◆ WHAT THE TASK ASKS:
Write out the listing below without alteration, omitting its pictures.

◆ RECORDED DATA:
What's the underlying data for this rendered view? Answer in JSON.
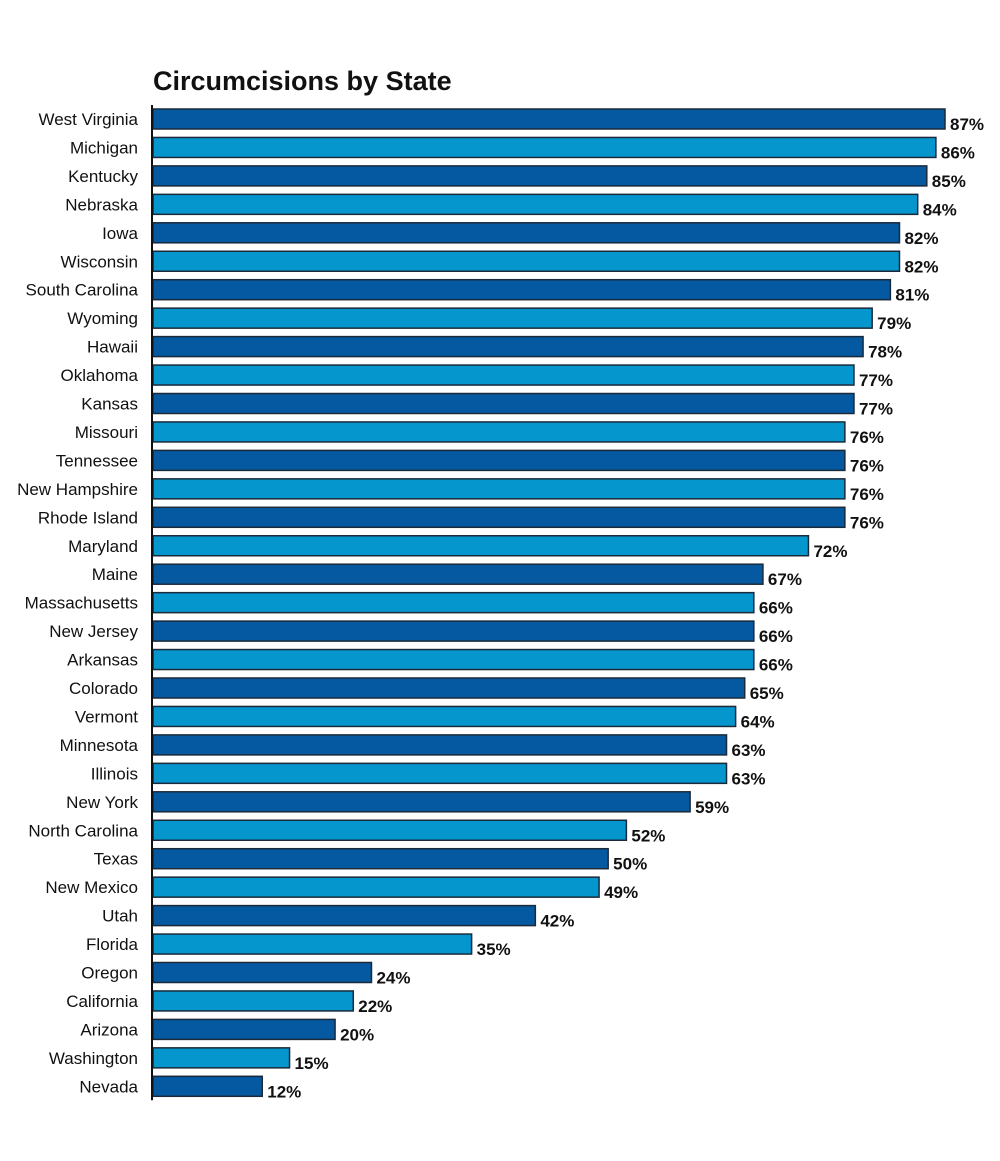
{
  "chart_data": {
    "type": "bar",
    "orientation": "horizontal",
    "title": "Circumcisions by State",
    "xlabel": "",
    "ylabel": "",
    "xlim": [
      0,
      87
    ],
    "grid": false,
    "legend": "none",
    "value_suffix": "%",
    "colors": [
      "#0459A1",
      "#0596CE"
    ],
    "bar_border_color": "#1a2a3a",
    "categories": [
      "West Virginia",
      "Michigan",
      "Kentucky",
      "Nebraska",
      "Iowa",
      "Wisconsin",
      "South Carolina",
      "Wyoming",
      "Hawaii",
      "Oklahoma",
      "Kansas",
      "Missouri",
      "Tennessee",
      "New Hampshire",
      "Rhode Island",
      "Maryland",
      "Maine",
      "Massachusetts",
      "New Jersey",
      "Arkansas",
      "Colorado",
      "Vermont",
      "Minnesota",
      "Illinois",
      "New York",
      "North Carolina",
      "Texas",
      "New Mexico",
      "Utah",
      "Florida",
      "Oregon",
      "California",
      "Arizona",
      "Washington",
      "Nevada"
    ],
    "values": [
      87,
      86,
      85,
      84,
      82,
      82,
      81,
      79,
      78,
      77,
      77,
      76,
      76,
      76,
      76,
      72,
      67,
      66,
      66,
      66,
      65,
      64,
      63,
      63,
      59,
      52,
      50,
      49,
      42,
      35,
      24,
      22,
      20,
      15,
      12
    ],
    "labels": [
      "87%",
      "86%",
      "85%",
      "84%",
      "82%",
      "82%",
      "81%",
      "79%",
      "78%",
      "77%",
      "77%",
      "76%",
      "76%",
      "76%",
      "76%",
      "72%",
      "67%",
      "66%",
      "66%",
      "66%",
      "65%",
      "64%",
      "63%",
      "63%",
      "59%",
      "52%",
      "50%",
      "49%",
      "42%",
      "35%",
      "24%",
      "22%",
      "20%",
      "15%",
      "12%"
    ]
  }
}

◆ FINAL RESULT:
What's the underlying data for this rendered view? Answer in JSON.
{
  "chart_data": {
    "type": "bar",
    "orientation": "horizontal",
    "title": "Circumcisions by State",
    "xlabel": "",
    "ylabel": "",
    "xlim": [
      0,
      87
    ],
    "grid": false,
    "legend": "none",
    "value_suffix": "%",
    "colors": [
      "#0459A1",
      "#0596CE"
    ],
    "bar_border_color": "#1a2a3a",
    "categories": [
      "West Virginia",
      "Michigan",
      "Kentucky",
      "Nebraska",
      "Iowa",
      "Wisconsin",
      "South Carolina",
      "Wyoming",
      "Hawaii",
      "Oklahoma",
      "Kansas",
      "Missouri",
      "Tennessee",
      "New Hampshire",
      "Rhode Island",
      "Maryland",
      "Maine",
      "Massachusetts",
      "New Jersey",
      "Arkansas",
      "Colorado",
      "Vermont",
      "Minnesota",
      "Illinois",
      "New York",
      "North Carolina",
      "Texas",
      "New Mexico",
      "Utah",
      "Florida",
      "Oregon",
      "California",
      "Arizona",
      "Washington",
      "Nevada"
    ],
    "values": [
      87,
      86,
      85,
      84,
      82,
      82,
      81,
      79,
      78,
      77,
      77,
      76,
      76,
      76,
      76,
      72,
      67,
      66,
      66,
      66,
      65,
      64,
      63,
      63,
      59,
      52,
      50,
      49,
      42,
      35,
      24,
      22,
      20,
      15,
      12
    ],
    "labels": [
      "87%",
      "86%",
      "85%",
      "84%",
      "82%",
      "82%",
      "81%",
      "79%",
      "78%",
      "77%",
      "77%",
      "76%",
      "76%",
      "76%",
      "76%",
      "72%",
      "67%",
      "66%",
      "66%",
      "66%",
      "65%",
      "64%",
      "63%",
      "63%",
      "59%",
      "52%",
      "50%",
      "49%",
      "42%",
      "35%",
      "24%",
      "22%",
      "20%",
      "15%",
      "12%"
    ]
  }
}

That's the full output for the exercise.